— What this exercise asks —
(A) Write out the part of the passage about waiting to start a family starting at "I also have" and ending at "lot of work.".
(B) In the passage about waiting to start a family, rewrite the paragraph beginning "I also have worked with children" as a short list that keeps its main facts.
(C) Continue the passage about waiting to start a family, picking up after its final sentence.

— Supplied text —
- - - - - - -

I think in a way, my weird reverse role
lead me to wait to ttc. Seeing the kind
of parents my parents were, I knew that I
wanted to grow as a person and wait to
make sure I can be the best parent I could
be. Also, I wanted to wait until I was
off on my own in a solid relationship with
a man that I love (which I now am. I live
with my man, Mike, and we have been
together for quite awhile now). I want my
child to grow up in nothing but a warm,
loving environment, not under my parents
roof with a messed up grandfather and
needy grandmother.
I also have worked with children pretty
much all of my life. From age 13-16 I
worked in a nursery (only about 5 kids at
a time), age 16-19 I worked in a daycare
(about 30-40 kids at a time), and age
19-20 I worked as a nanny (hands on day to
day one on one time with one little boy).
I learned that children are a lot of work.

- - - - - - -

— Material supplied —
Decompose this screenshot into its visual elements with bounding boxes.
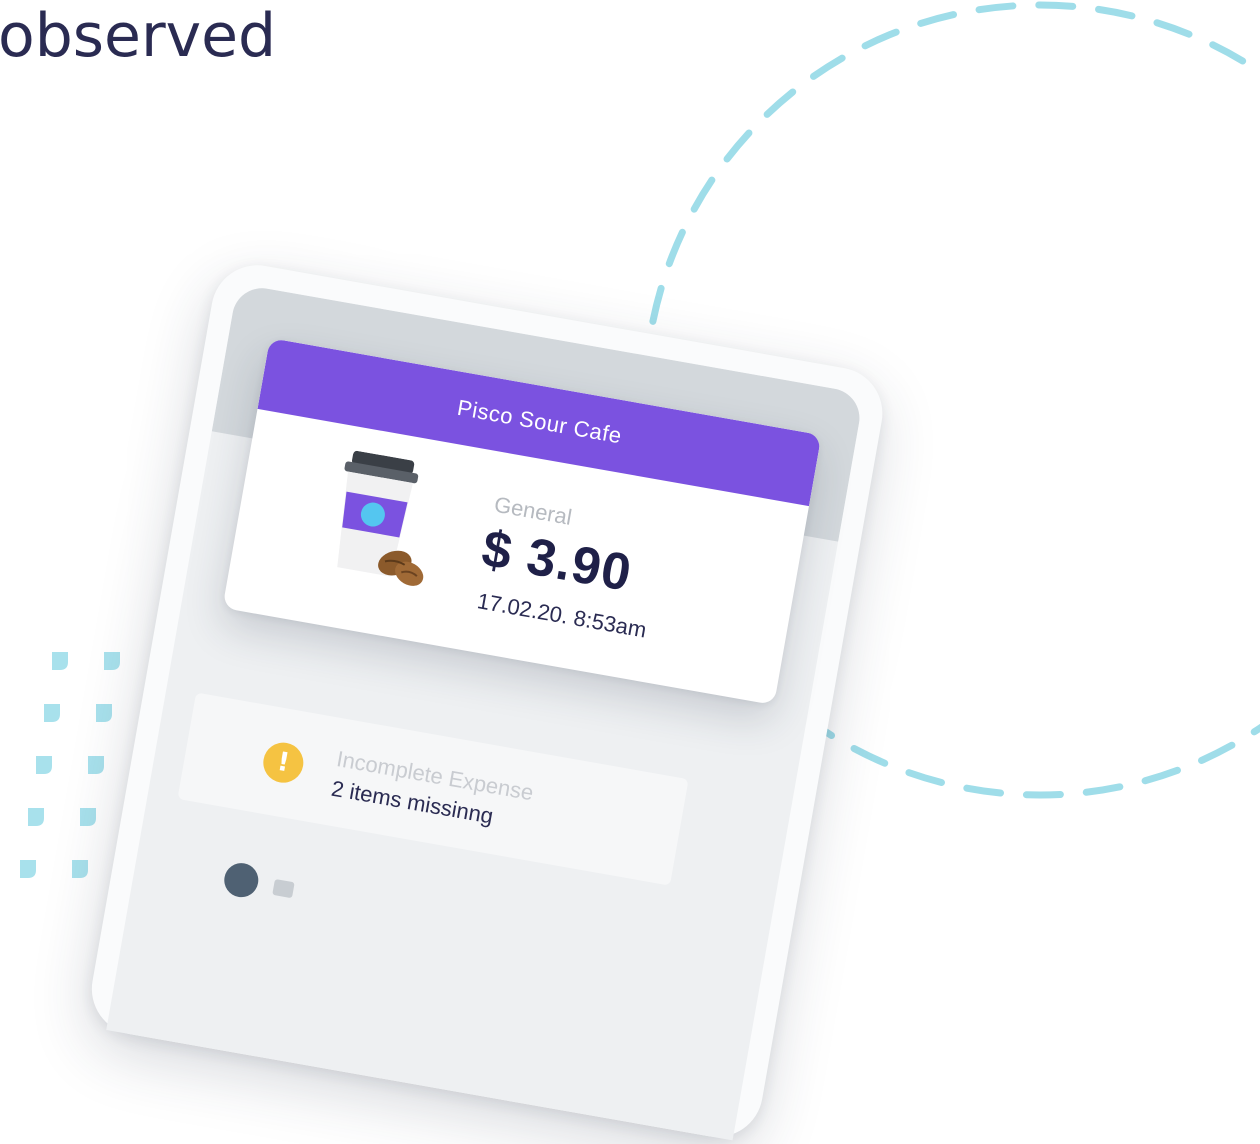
dot-grid-mark <box>88 756 104 774</box>
next-row-text-placeholder <box>272 878 295 899</box>
dot-grid-mark <box>36 756 52 774</box>
expense-list-item[interactable]: ! Incomplete Expense 2 items missinng <box>177 692 689 886</box>
dot-grid-mark <box>44 704 60 722</box>
exclamation-icon: ! <box>260 739 307 786</box>
dot-grid-mark <box>104 652 120 670</box>
dot-grid-mark <box>20 860 36 878</box>
coffee-cup-icon <box>337 450 424 586</box>
dot-grid-mark <box>52 652 68 670</box>
avatar <box>221 860 261 900</box>
dot-grid-mark <box>28 808 44 826</box>
dot-grid-mark <box>80 808 96 826</box>
dot-grid-mark <box>72 860 88 878</box>
dot-grid-mark <box>96 704 112 722</box>
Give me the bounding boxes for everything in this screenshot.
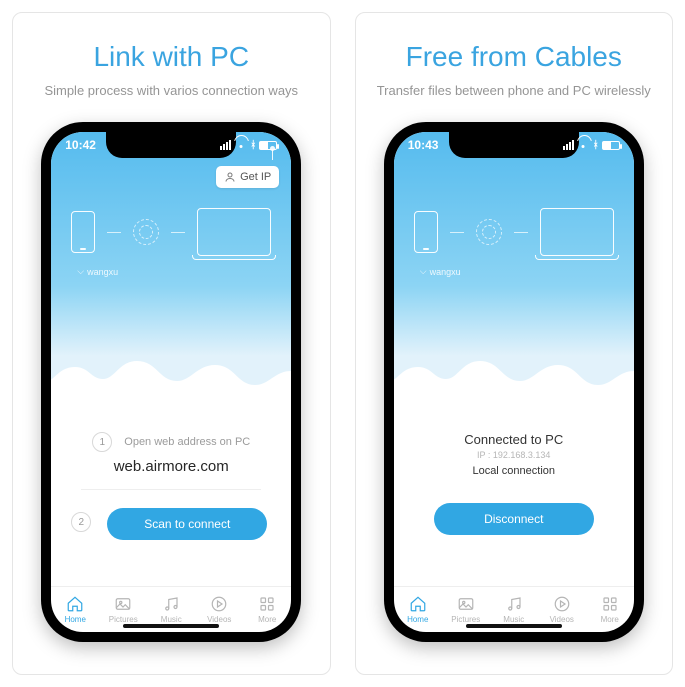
home-icon [66,595,84,613]
more-icon [601,595,619,613]
connection-status: Connected to PC IP : 192.168.3.134 Local… [464,432,563,477]
phone-screen: 10:43 ᚼ ⌵ wang [394,132,634,632]
videos-icon [210,595,228,613]
videos-icon [553,595,571,613]
get-ip-button[interactable]: Get IP [216,166,279,188]
wifi-icon [577,140,590,150]
web-address: web.airmore.com [114,458,229,475]
sky-area: 10:42 ᚼ Get IP [51,132,291,412]
card-title: Free from Cables [406,41,622,73]
phone-mockup: 10:42 ᚼ Get IP [41,122,301,642]
connected-ip: IP : 192.168.3.134 [464,450,563,460]
step-2-number: 2 [71,512,91,532]
bluetooth-icon: ᚼ [593,140,599,151]
battery-icon [602,141,620,150]
sky-area: 10:43 ᚼ ⌵ wang [394,132,634,412]
pictures-icon [457,595,475,613]
wifi-name: ⌵ wangxu [420,266,461,277]
device-laptop-icon [540,208,614,256]
home-indicator [123,624,219,628]
status-bar: 10:43 ᚼ [394,132,634,152]
wifi-name: ⌵ wangxu [77,266,118,277]
step-1-number: 1 [92,432,112,452]
person-icon [224,171,236,183]
promo-card-left: Link with PC Simple process with varios … [12,12,331,675]
step-2: 2 Scan to connect [71,504,271,540]
device-phone-icon [414,211,438,253]
music-icon [162,595,180,613]
connection-circle-icon [133,219,159,245]
device-laptop-icon [197,208,271,256]
wifi-small-icon: ⌵ [420,266,427,277]
card-subtitle: Transfer files between phone and PC wire… [377,83,651,98]
phone-screen: 10:42 ᚼ Get IP [51,132,291,632]
step-1-text: Open web address on PC [124,436,250,448]
music-icon [505,595,523,613]
card-title: Link with PC [93,41,249,73]
local-connection-label: Local connection [464,465,563,477]
status-bar: 10:42 ᚼ [51,132,291,152]
lower-panel: 1 Open web address on PC web.airmore.com… [51,412,291,586]
tab-more[interactable]: More [243,587,291,632]
home-icon [409,595,427,613]
disconnect-button[interactable]: Disconnect [434,503,594,535]
wifi-small-icon: ⌵ [77,266,84,277]
phone-mockup: 10:43 ᚼ ⌵ wang [384,122,644,642]
bluetooth-icon: ᚼ [250,140,256,151]
promo-card-right: Free from Cables Transfer files between … [355,12,674,675]
connected-heading: Connected to PC [464,432,563,447]
device-phone-icon [71,211,95,253]
signal-icon [563,140,574,150]
home-indicator [466,624,562,628]
signal-icon [220,140,231,150]
status-time: 10:43 [408,138,439,152]
clouds-graphic [51,341,291,413]
step-1: 1 Open web address on PC [71,432,271,452]
more-icon [258,595,276,613]
tab-more[interactable]: More [586,587,634,632]
status-right: ᚼ [220,140,277,151]
clouds-graphic [394,341,634,413]
pictures-icon [114,595,132,613]
tab-home[interactable]: Home [51,587,99,632]
card-subtitle: Simple process with varios connection wa… [44,83,298,98]
wifi-icon [234,140,247,150]
devices-graphic [394,208,634,256]
lower-panel: Connected to PC IP : 192.168.3.134 Local… [394,412,634,586]
scan-button[interactable]: Scan to connect [107,508,267,540]
tab-home[interactable]: Home [394,587,442,632]
devices-graphic [51,208,291,256]
connection-circle-icon [476,219,502,245]
status-time: 10:42 [65,138,96,152]
battery-icon [259,141,277,150]
divider [81,489,261,490]
get-ip-label: Get IP [240,171,271,183]
status-right: ᚼ [563,140,620,151]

- - - - - - -

— Results of the tasks —
(A)
I also have worked with children pretty
much all of my life. From age 13-16 I
worked in a nursery (only about 5 kids at
a time), age 16-19 I worked in a daycare
(about 30-40 kids at a time), and age
19-20 I worked as a nanny (hands on day to
day one on one time with one little boy).
I learned that children are a lot of work.

(B)
Has worked with children for nearly their whole life:
- Ages 13–16: worked in a nursery with about 5 kids at a time
- Ages 16–19: worked in a daycare with about 30–40 kids at a time
- Ages 19–20: worked as a nanny, spending hands-on, one-on-one time each day with one little boy
- Learned that children are a lot of work

(C)
I also learned that I love them with all
my heart and can't wait for them, but I
know that with school it just isn't the
right time yet.
If I ever did fall pregnant, I would keep
the child, but ONLY because I know (s)he
would be raised in a loving family with a
caring mother and father. I know we have
a place of our own to raise the child, and
I know we have the money (I have been
saving money ever since I've been working.
I'm really responsible with that, and so
is Mike). I would make the best out of
the situation and love my child, but only
because I know that I am ready if I have
to be. However, as long as no accidents
happen, I know it is best for me to finish
college and fall into a stable job and do
things like travel before I have my own
child.
I never got taught about contraception. I
learned about it myself through the
internet (I guess its good for some
things?). I never felt comfortable going
to my parents about something like that,
so I looked up birth control options and I
found a planned parenthood to get on the
pill. I also created my own morals (not
influenced by my brother who had sex at
13, or my mom who told me about her first
time at 16) and I saved my virginity until
I was 18 years old, and in true love. It
was special and beautiful, and I'm glad I
did it. We were each others firsts(and
hopefully lasts), and that was really
special.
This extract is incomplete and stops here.